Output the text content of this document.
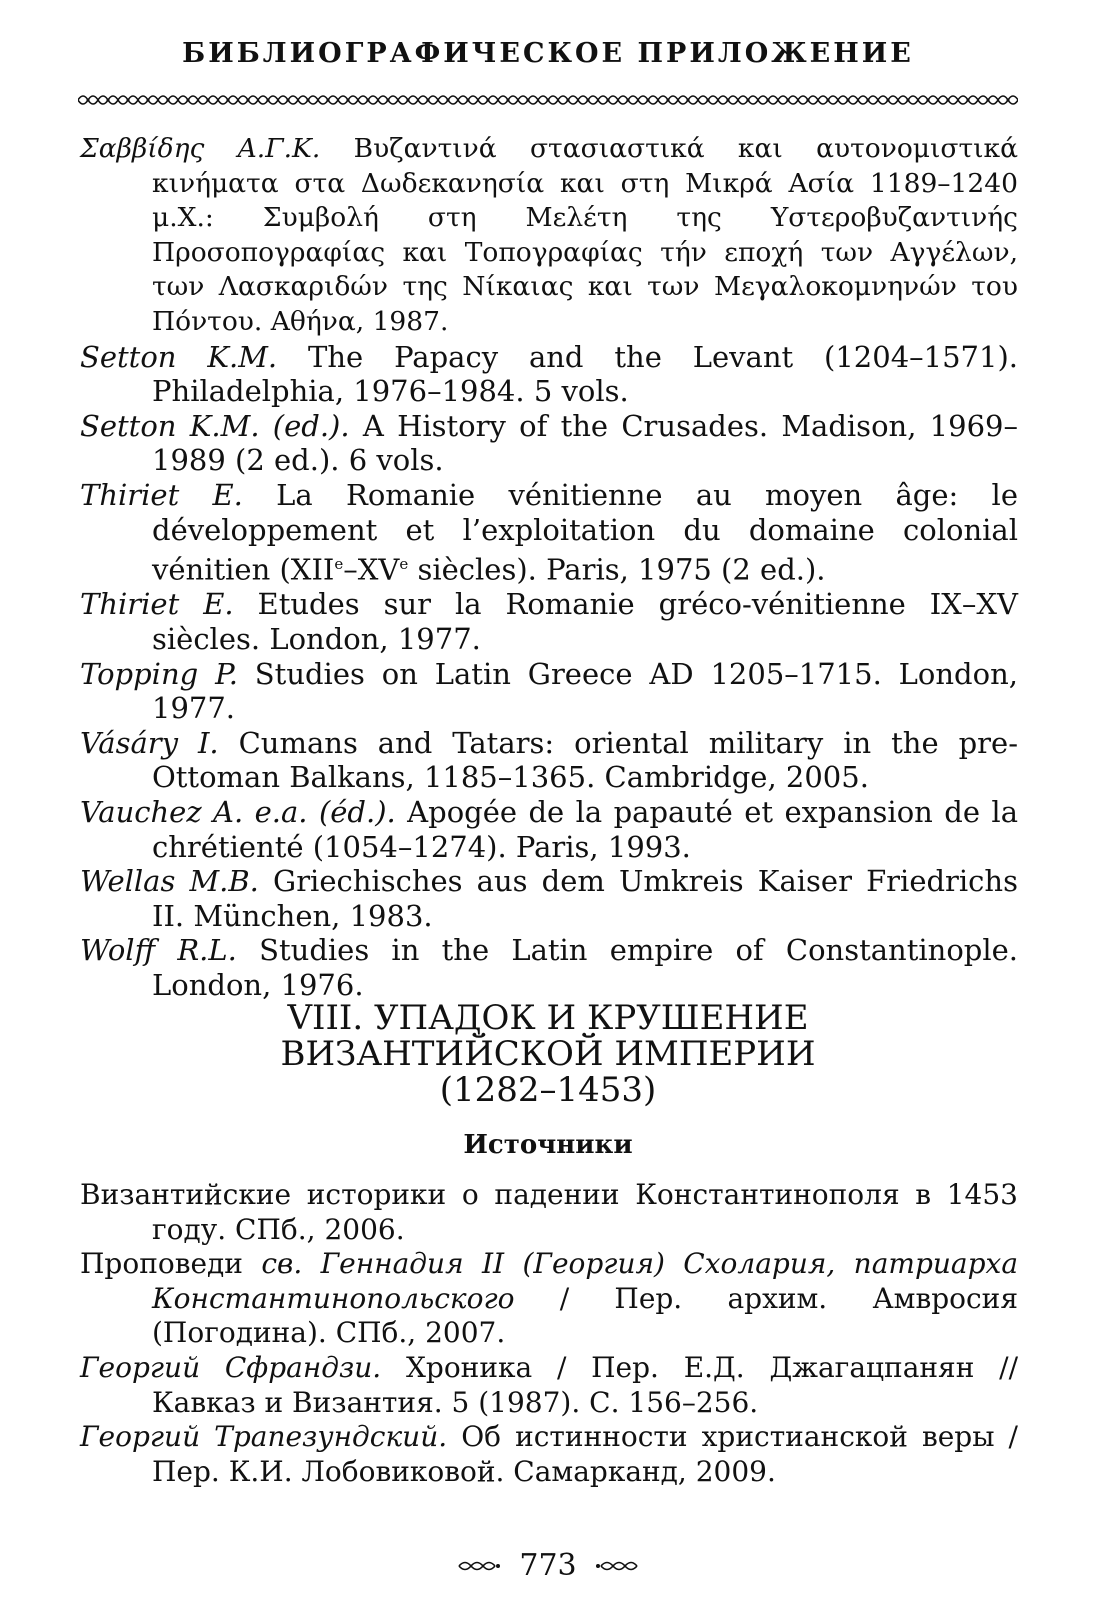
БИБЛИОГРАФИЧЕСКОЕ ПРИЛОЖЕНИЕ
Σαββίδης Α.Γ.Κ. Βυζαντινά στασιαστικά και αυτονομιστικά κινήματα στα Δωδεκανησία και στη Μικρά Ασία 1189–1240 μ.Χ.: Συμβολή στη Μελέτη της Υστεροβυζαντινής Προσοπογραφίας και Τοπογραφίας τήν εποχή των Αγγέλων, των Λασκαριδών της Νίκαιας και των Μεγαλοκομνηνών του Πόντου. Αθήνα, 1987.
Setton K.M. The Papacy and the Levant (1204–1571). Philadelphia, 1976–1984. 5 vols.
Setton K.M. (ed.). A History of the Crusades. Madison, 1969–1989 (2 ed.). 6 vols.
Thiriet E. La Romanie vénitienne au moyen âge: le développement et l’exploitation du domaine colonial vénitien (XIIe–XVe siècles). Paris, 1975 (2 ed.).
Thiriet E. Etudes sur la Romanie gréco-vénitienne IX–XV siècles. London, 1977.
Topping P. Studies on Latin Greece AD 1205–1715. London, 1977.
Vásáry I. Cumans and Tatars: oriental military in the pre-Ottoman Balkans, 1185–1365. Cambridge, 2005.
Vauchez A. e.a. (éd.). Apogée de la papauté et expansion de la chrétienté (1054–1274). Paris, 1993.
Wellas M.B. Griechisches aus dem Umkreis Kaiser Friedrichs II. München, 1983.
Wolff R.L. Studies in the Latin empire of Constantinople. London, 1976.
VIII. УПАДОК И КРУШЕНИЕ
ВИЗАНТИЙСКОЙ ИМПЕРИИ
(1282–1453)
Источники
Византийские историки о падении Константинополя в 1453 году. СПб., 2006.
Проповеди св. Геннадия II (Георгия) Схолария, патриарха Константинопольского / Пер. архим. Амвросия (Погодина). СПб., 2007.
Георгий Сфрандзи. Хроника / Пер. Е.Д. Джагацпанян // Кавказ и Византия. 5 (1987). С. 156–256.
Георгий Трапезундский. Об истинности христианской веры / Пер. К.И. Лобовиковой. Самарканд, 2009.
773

--

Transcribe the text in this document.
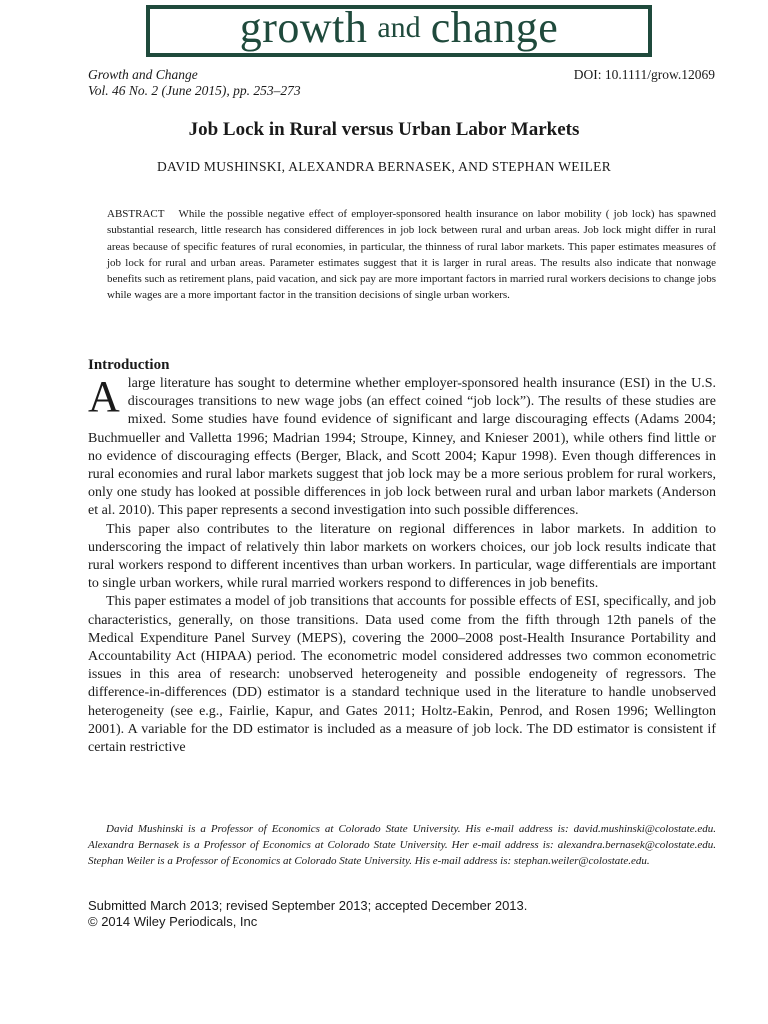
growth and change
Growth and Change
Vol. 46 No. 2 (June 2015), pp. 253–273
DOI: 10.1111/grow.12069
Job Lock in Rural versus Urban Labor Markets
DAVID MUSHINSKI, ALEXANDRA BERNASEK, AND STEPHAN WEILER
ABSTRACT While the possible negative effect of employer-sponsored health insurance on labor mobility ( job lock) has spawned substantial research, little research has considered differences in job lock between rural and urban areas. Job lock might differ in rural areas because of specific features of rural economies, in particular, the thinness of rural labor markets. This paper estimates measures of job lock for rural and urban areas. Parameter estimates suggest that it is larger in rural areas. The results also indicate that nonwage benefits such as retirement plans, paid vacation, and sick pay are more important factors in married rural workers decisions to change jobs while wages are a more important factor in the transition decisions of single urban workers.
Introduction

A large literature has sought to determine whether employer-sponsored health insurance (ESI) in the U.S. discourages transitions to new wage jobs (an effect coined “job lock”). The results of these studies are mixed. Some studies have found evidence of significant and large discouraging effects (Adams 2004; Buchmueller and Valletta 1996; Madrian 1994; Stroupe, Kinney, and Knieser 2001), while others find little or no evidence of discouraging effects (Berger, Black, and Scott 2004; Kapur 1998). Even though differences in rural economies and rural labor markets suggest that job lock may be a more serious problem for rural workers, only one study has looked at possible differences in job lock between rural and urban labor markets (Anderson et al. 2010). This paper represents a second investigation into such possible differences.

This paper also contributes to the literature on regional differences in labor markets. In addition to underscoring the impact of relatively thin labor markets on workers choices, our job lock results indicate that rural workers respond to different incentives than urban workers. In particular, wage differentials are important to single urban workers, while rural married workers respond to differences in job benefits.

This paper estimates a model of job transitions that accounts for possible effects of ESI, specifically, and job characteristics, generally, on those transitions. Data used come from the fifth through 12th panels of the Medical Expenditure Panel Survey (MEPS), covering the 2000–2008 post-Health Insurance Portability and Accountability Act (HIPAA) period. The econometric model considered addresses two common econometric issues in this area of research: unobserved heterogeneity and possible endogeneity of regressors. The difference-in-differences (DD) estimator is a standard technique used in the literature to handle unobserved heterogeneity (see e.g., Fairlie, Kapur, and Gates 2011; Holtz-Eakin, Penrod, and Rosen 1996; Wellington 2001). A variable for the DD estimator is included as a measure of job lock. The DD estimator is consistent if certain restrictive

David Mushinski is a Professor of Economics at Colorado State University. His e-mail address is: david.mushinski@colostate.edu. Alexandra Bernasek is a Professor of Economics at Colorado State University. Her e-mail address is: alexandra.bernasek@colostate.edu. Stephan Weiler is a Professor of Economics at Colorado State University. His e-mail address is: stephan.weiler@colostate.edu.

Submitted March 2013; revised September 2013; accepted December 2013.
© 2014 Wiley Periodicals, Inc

▶ [SHORT EXERCISE] Show the lines of the data that hold the word "effects".

▶ [RESULT OF THE TASK]
A large literature has sought to determine whether employer-sponsored health insurance (ESI) in the U.S. discourages transitions to new wage jobs (an effect coined “job lock”). The results of these studies are mixed. Some studies have found evidence of significant and large discouraging effects (Adams 2004; Buchmueller and Valletta 1996; Madrian 1994; Stroupe, Kinney, and Knieser 2001), while others find little or no evidence of discouraging effects (Berger, Black, and Scott 2004; Kapur 1998). Even though differences in rural economies and rural labor markets suggest that job lock may be a more serious problem for rural workers, only one study has looked at possible differences in job lock between rural and urban labor markets (Anderson et al. 2010). This paper represents a second investigation into such possible differences.
This paper estimates a model of job transitions that accounts for possible effects of ESI, specifically, and job characteristics, generally, on those transitions. Data used come from the fifth through 12th panels of the Medical Expenditure Panel Survey (MEPS), covering the 2000–2008 post-Health Insurance Portability and Accountability Act (HIPAA) period. The econometric model considered addresses two common econometric issues in this area of research: unobserved heterogeneity and possible endogeneity of regressors. The difference-in-differences (DD) estimator is a standard technique used in the literature to handle unobserved heterogeneity (see e.g., Fairlie, Kapur, and Gates 2011; Holtz-Eakin, Penrod, and Rosen 1996; Wellington 2001). A variable for the DD estimator is included as a measure of job lock. The DD estimator is consistent if certain restrictive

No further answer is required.